Aim:
Reproduce the data exactly.

Items listed in a dataset:
#####
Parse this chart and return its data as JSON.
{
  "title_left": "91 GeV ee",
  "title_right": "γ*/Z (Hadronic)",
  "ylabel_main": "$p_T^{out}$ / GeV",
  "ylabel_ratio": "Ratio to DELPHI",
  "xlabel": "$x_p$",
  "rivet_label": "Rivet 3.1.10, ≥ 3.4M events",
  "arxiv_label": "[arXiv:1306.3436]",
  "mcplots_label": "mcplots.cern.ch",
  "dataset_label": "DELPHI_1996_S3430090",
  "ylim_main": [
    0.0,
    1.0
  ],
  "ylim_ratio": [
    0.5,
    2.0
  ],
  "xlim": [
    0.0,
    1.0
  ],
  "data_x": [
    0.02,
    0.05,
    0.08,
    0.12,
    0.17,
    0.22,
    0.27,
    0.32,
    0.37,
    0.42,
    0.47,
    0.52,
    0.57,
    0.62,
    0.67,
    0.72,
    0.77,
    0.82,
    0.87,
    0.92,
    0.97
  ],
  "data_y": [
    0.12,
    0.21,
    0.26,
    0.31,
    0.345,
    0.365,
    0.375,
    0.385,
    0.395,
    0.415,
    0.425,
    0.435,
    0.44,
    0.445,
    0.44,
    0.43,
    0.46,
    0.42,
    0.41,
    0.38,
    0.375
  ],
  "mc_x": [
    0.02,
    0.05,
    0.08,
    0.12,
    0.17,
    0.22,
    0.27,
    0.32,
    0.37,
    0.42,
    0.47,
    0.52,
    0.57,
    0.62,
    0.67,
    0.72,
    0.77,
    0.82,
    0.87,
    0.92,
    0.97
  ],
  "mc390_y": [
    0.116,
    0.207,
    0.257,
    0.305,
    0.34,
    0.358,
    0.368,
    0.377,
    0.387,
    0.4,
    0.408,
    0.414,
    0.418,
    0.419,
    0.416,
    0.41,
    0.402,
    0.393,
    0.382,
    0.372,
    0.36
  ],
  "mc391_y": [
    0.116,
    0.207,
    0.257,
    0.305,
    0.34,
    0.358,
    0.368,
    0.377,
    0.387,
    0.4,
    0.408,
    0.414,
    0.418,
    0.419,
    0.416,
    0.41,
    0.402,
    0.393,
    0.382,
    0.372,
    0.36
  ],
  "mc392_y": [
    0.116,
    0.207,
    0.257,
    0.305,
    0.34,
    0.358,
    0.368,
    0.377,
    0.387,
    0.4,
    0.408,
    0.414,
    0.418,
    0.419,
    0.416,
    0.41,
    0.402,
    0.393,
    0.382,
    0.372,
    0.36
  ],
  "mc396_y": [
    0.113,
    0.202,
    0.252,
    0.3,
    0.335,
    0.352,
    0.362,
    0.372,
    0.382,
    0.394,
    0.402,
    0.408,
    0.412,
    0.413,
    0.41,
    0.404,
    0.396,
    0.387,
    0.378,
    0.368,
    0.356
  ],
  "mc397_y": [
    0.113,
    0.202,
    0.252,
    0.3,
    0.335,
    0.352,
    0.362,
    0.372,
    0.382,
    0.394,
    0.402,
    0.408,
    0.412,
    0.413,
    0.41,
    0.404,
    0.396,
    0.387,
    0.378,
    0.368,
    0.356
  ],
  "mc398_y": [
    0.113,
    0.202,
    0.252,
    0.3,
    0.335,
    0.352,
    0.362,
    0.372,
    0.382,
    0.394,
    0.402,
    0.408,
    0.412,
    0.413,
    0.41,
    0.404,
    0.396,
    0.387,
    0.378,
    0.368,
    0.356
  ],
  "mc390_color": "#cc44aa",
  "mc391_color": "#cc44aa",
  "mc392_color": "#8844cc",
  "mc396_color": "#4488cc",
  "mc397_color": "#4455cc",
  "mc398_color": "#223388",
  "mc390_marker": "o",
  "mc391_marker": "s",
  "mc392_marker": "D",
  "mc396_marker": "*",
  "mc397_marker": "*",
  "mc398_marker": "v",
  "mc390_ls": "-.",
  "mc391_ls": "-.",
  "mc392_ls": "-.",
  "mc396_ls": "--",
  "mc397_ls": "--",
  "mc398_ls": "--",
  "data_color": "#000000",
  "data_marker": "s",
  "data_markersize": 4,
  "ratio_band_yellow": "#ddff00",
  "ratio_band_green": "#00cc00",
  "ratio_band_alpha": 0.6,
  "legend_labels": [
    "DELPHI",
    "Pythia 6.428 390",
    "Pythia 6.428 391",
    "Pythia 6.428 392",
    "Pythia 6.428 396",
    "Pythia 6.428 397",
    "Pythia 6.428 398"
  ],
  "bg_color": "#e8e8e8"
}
#####
Output below:
Parse this chart and return its data as JSON.
{
  "title_left": "91 GeV ee",
  "title_right": "γ*/Z (Hadronic)",
  "ylabel_main": "$p_T^{out}$ / GeV",
  "ylabel_ratio": "Ratio to DELPHI",
  "xlabel": "$x_p$",
  "rivet_label": "Rivet 3.1.10, ≥ 3.4M events",
  "arxiv_label": "[arXiv:1306.3436]",
  "mcplots_label": "mcplots.cern.ch",
  "dataset_label": "DELPHI_1996_S3430090",
  "ylim_main": [
    0.0,
    1.0
  ],
  "ylim_ratio": [
    0.5,
    2.0
  ],
  "xlim": [
    0.0,
    1.0
  ],
  "data_x": [
    0.02,
    0.05,
    0.08,
    0.12,
    0.17,
    0.22,
    0.27,
    0.32,
    0.37,
    0.42,
    0.47,
    0.52,
    0.57,
    0.62,
    0.67,
    0.72,
    0.77,
    0.82,
    0.87,
    0.92,
    0.97
  ],
  "data_y": [
    0.12,
    0.21,
    0.26,
    0.31,
    0.345,
    0.365,
    0.375,
    0.385,
    0.395,
    0.415,
    0.425,
    0.435,
    0.44,
    0.445,
    0.44,
    0.43,
    0.46,
    0.42,
    0.41,
    0.38,
    0.375
  ],
  "mc_x": [
    0.02,
    0.05,
    0.08,
    0.12,
    0.17,
    0.22,
    0.27,
    0.32,
    0.37,
    0.42,
    0.47,
    0.52,
    0.57,
    0.62,
    0.67,
    0.72,
    0.77,
    0.82,
    0.87,
    0.92,
    0.97
  ],
  "mc390_y": [
    0.116,
    0.207,
    0.257,
    0.305,
    0.34,
    0.358,
    0.368,
    0.377,
    0.387,
    0.4,
    0.408,
    0.414,
    0.418,
    0.419,
    0.416,
    0.41,
    0.402,
    0.393,
    0.382,
    0.372,
    0.36
  ],
  "mc391_y": [
    0.116,
    0.207,
    0.257,
    0.305,
    0.34,
    0.358,
    0.368,
    0.377,
    0.387,
    0.4,
    0.408,
    0.414,
    0.418,
    0.419,
    0.416,
    0.41,
    0.402,
    0.393,
    0.382,
    0.372,
    0.36
  ],
  "mc392_y": [
    0.116,
    0.207,
    0.257,
    0.305,
    0.34,
    0.358,
    0.368,
    0.377,
    0.387,
    0.4,
    0.408,
    0.414,
    0.418,
    0.419,
    0.416,
    0.41,
    0.402,
    0.393,
    0.382,
    0.372,
    0.36
  ],
  "mc396_y": [
    0.113,
    0.202,
    0.252,
    0.3,
    0.335,
    0.352,
    0.362,
    0.372,
    0.382,
    0.394,
    0.402,
    0.408,
    0.412,
    0.413,
    0.41,
    0.404,
    0.396,
    0.387,
    0.378,
    0.368,
    0.356
  ],
  "mc397_y": [
    0.113,
    0.202,
    0.252,
    0.3,
    0.335,
    0.352,
    0.362,
    0.372,
    0.382,
    0.394,
    0.402,
    0.408,
    0.412,
    0.413,
    0.41,
    0.404,
    0.396,
    0.387,
    0.378,
    0.368,
    0.356
  ],
  "mc398_y": [
    0.113,
    0.202,
    0.252,
    0.3,
    0.335,
    0.352,
    0.362,
    0.372,
    0.382,
    0.394,
    0.402,
    0.408,
    0.412,
    0.413,
    0.41,
    0.404,
    0.396,
    0.387,
    0.378,
    0.368,
    0.356
  ],
  "mc390_color": "#cc44aa",
  "mc391_color": "#cc44aa",
  "mc392_color": "#8844cc",
  "mc396_color": "#4488cc",
  "mc397_color": "#4455cc",
  "mc398_color": "#223388",
  "mc390_marker": "o",
  "mc391_marker": "s",
  "mc392_marker": "D",
  "mc396_marker": "*",
  "mc397_marker": "*",
  "mc398_marker": "v",
  "mc390_ls": "-.",
  "mc391_ls": "-.",
  "mc392_ls": "-.",
  "mc396_ls": "--",
  "mc397_ls": "--",
  "mc398_ls": "--",
  "data_color": "#000000",
  "data_marker": "s",
  "data_markersize": 4,
  "ratio_band_yellow": "#ddff00",
  "ratio_band_green": "#00cc00",
  "ratio_band_alpha": 0.6,
  "legend_labels": [
    "DELPHI",
    "Pythia 6.428 390",
    "Pythia 6.428 391",
    "Pythia 6.428 392",
    "Pythia 6.428 396",
    "Pythia 6.428 397",
    "Pythia 6.428 398"
  ],
  "bg_color": "#e8e8e8"
}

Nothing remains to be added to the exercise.